Stored records
==*==
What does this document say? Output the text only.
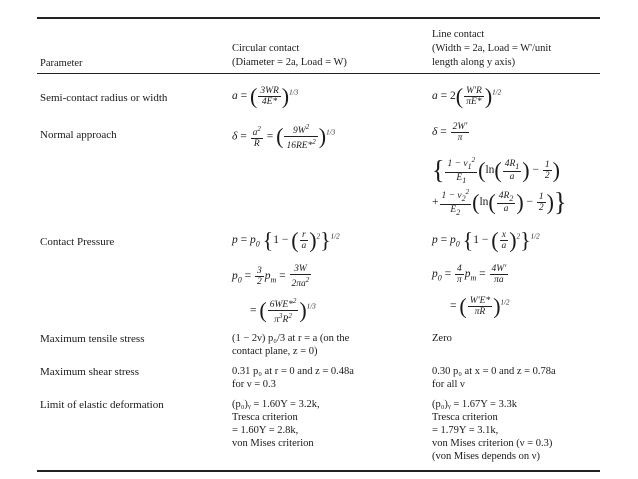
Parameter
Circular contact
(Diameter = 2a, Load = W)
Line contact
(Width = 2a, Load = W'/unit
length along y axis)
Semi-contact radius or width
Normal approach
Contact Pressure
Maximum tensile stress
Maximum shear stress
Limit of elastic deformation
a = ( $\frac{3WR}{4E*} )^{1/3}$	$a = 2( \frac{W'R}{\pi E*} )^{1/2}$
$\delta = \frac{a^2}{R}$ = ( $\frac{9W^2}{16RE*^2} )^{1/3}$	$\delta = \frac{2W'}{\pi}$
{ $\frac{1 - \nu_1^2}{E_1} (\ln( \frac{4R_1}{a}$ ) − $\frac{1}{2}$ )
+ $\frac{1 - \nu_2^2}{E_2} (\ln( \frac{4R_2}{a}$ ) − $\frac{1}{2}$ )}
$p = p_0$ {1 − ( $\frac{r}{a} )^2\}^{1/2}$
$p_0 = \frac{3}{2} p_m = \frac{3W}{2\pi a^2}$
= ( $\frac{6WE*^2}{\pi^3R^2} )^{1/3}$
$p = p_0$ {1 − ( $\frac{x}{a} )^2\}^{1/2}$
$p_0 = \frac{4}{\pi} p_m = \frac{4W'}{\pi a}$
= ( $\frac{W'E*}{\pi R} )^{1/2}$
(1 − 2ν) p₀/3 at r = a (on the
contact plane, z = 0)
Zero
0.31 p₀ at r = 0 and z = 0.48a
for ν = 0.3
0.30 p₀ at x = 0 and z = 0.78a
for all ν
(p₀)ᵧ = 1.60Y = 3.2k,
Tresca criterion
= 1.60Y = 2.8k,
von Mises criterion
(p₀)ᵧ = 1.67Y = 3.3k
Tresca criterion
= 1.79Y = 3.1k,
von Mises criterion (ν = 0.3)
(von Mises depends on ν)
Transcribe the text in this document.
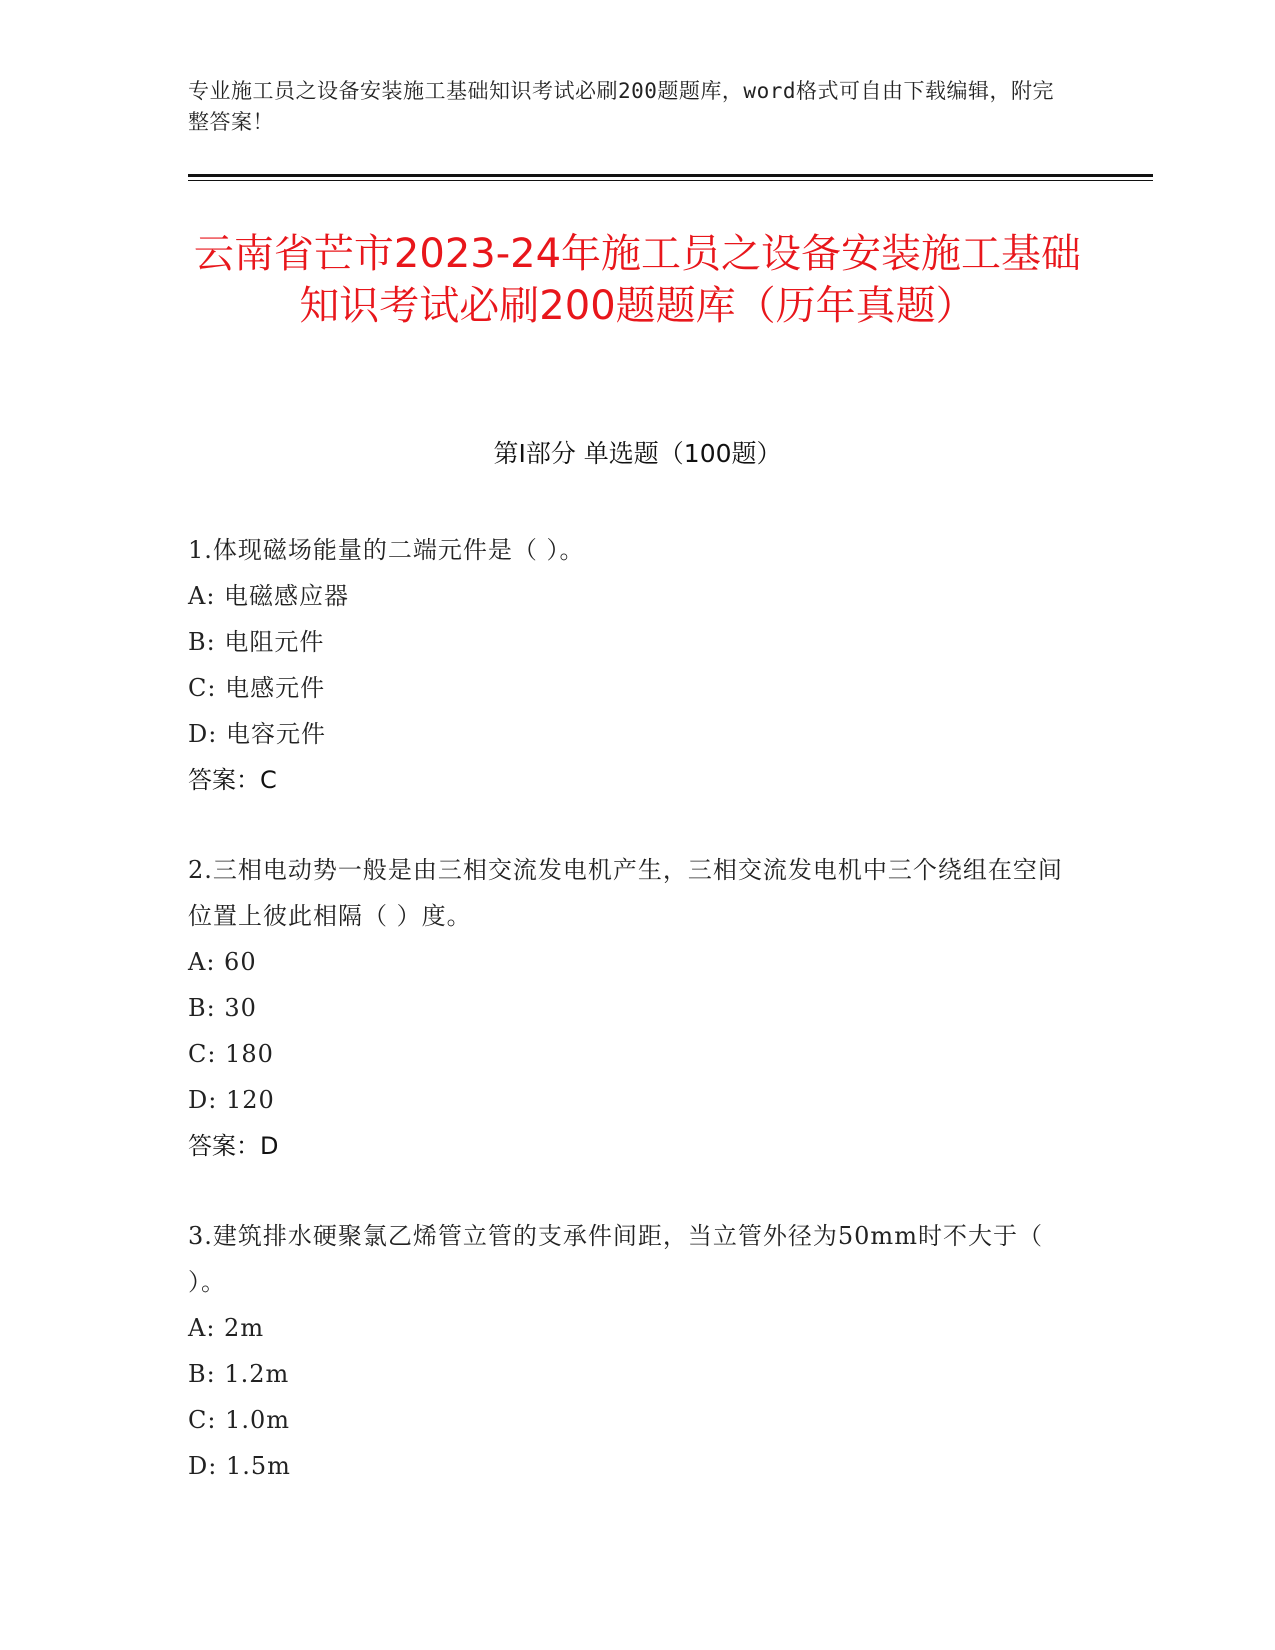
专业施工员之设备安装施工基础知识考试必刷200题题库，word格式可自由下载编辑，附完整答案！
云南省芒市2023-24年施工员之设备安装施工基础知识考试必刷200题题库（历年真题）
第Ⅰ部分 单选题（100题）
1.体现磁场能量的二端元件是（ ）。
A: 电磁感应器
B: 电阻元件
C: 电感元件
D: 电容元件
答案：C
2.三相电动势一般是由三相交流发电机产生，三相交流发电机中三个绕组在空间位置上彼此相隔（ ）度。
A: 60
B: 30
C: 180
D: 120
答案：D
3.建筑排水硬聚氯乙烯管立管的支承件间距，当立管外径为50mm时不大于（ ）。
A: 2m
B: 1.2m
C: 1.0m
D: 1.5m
==*==
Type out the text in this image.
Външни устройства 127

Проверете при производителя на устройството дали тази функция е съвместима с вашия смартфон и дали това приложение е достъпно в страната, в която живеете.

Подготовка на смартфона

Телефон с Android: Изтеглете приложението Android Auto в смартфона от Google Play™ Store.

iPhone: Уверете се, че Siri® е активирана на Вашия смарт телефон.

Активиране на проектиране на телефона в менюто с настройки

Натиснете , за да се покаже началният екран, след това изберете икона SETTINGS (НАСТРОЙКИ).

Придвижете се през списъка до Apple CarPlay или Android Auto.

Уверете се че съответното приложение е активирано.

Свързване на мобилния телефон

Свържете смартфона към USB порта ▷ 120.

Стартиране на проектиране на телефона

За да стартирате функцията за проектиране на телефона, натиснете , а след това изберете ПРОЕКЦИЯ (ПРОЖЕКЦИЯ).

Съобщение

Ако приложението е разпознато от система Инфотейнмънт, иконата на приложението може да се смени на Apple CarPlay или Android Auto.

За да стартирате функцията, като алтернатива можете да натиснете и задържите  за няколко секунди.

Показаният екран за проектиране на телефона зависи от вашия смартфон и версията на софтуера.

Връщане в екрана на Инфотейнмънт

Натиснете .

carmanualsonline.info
==*==
> PROBLEM REQUIREMENTS: Look through the listing and extract every line with "след" in it.

> COMPLETE RESPONSE:
Натиснете , за да се покаже началният екран, след това изберете икона SETTINGS (НАСТРОЙКИ).
За да стартирате функцията за проектиране на телефона, натиснете , а след това изберете ПРОЕКЦИЯ (ПРОЖЕКЦИЯ).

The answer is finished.